• [Listing]:
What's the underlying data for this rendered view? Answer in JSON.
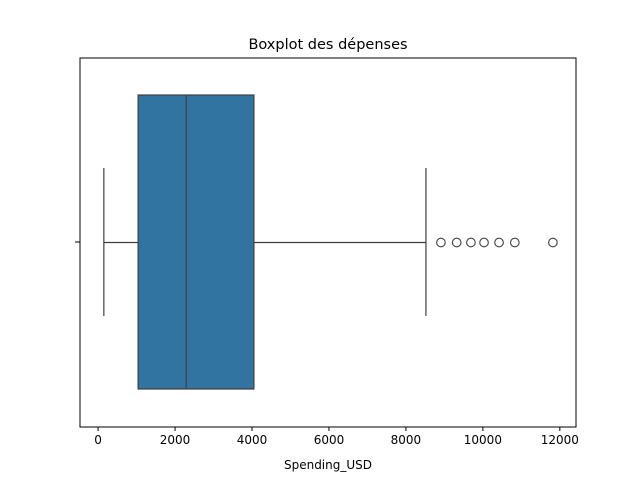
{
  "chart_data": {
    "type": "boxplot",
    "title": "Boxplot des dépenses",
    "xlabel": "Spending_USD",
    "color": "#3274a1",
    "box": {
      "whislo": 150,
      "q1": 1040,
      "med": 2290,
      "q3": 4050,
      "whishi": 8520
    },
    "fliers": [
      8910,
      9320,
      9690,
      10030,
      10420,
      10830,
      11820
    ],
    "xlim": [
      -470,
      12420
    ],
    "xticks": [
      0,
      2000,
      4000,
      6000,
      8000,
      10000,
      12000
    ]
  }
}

* * *

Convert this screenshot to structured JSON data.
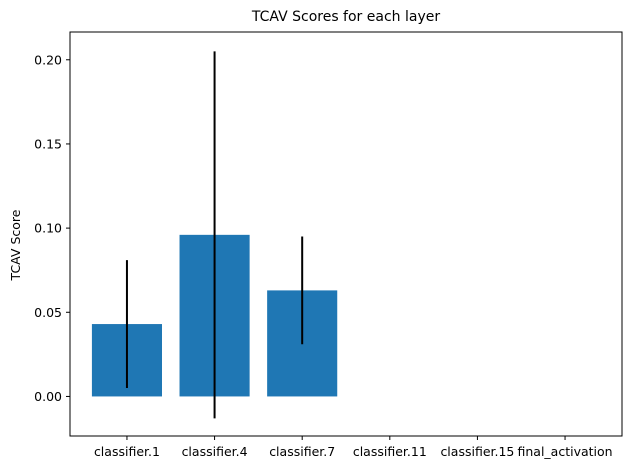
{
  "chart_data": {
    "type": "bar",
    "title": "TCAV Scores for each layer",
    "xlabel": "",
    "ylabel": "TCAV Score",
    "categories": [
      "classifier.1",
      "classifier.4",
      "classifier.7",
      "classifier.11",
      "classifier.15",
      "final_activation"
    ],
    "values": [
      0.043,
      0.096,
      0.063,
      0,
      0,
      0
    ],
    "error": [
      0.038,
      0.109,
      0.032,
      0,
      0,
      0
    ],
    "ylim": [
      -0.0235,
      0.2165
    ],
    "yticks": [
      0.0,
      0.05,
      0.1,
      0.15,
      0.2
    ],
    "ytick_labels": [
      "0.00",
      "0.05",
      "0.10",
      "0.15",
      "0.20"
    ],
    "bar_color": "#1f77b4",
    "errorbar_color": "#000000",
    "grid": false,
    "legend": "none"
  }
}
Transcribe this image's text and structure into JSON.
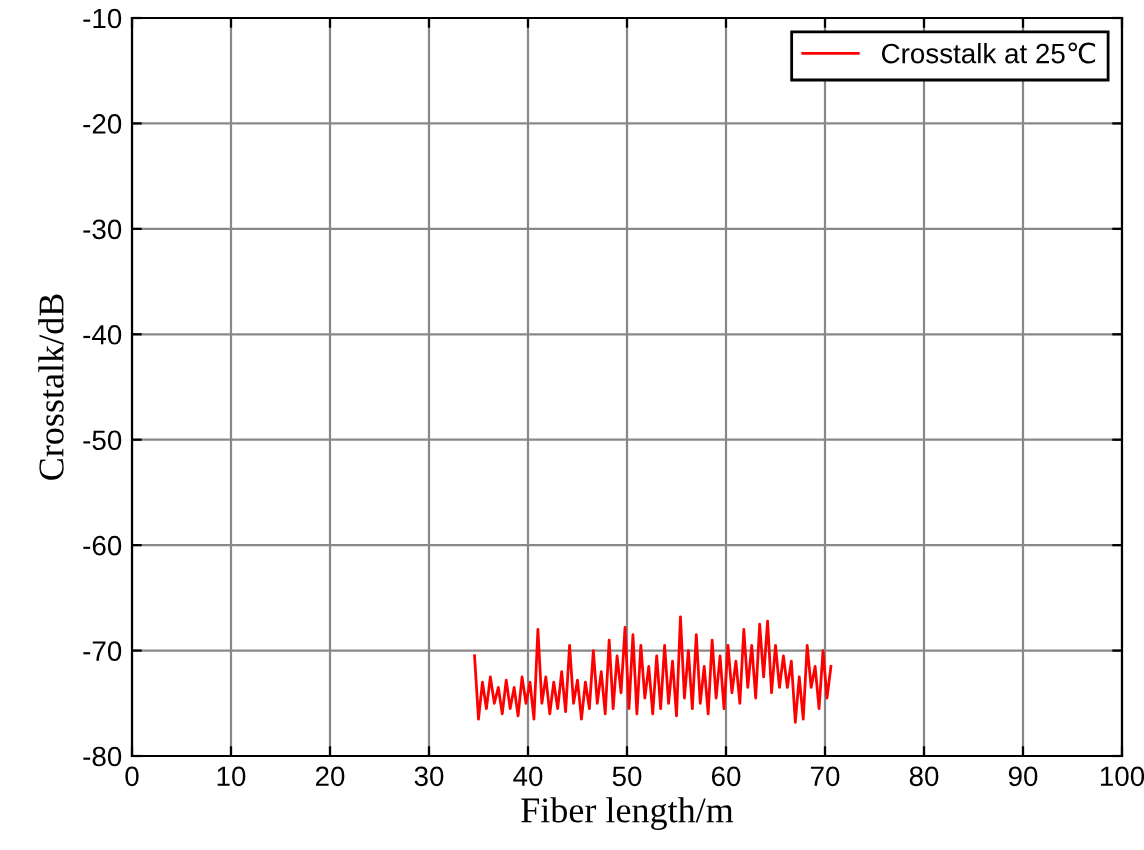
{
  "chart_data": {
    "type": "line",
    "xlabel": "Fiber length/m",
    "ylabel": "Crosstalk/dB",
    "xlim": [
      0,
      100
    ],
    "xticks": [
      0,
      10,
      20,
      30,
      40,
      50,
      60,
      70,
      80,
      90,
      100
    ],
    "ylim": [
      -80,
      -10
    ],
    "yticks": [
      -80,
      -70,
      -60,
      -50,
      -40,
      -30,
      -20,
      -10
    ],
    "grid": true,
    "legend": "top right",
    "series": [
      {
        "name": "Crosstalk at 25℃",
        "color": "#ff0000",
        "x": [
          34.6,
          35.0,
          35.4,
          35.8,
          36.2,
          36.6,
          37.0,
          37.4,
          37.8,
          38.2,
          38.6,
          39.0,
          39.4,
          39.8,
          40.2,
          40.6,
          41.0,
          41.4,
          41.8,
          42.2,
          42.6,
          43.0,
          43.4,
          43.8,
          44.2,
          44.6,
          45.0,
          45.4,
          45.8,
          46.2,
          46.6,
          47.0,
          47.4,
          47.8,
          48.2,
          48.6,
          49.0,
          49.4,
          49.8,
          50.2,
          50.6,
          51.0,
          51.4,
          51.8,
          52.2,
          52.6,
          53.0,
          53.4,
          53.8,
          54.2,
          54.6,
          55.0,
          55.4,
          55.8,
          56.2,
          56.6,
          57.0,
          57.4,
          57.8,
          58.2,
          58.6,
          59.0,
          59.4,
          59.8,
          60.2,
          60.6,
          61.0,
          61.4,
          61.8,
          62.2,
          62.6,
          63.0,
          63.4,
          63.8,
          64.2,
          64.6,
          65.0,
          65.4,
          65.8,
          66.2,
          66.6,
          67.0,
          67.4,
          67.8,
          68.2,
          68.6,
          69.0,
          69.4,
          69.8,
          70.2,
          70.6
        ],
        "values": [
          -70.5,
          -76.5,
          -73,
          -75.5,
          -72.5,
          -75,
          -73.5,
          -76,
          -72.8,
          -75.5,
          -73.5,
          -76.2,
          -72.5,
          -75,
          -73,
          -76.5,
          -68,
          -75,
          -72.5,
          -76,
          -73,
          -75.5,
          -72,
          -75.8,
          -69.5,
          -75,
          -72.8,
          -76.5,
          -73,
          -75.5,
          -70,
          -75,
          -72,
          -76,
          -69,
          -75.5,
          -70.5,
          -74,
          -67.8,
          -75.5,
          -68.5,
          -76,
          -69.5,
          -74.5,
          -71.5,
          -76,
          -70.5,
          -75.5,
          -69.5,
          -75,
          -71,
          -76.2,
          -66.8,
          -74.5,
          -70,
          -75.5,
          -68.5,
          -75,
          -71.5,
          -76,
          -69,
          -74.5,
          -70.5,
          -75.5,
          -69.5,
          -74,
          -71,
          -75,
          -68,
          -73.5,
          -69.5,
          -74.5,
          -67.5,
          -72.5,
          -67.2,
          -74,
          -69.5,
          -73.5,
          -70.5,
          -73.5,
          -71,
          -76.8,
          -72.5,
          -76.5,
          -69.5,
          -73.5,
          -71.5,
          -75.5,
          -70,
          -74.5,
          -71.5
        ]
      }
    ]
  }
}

• [Task directions]: Pull out every line of the records above that contains the word "classifier".

• [Result of the task]:
      "classifier.1",
      "classifier.4",
      "classifier.7",
      "classifier.11",
      "classifier.15",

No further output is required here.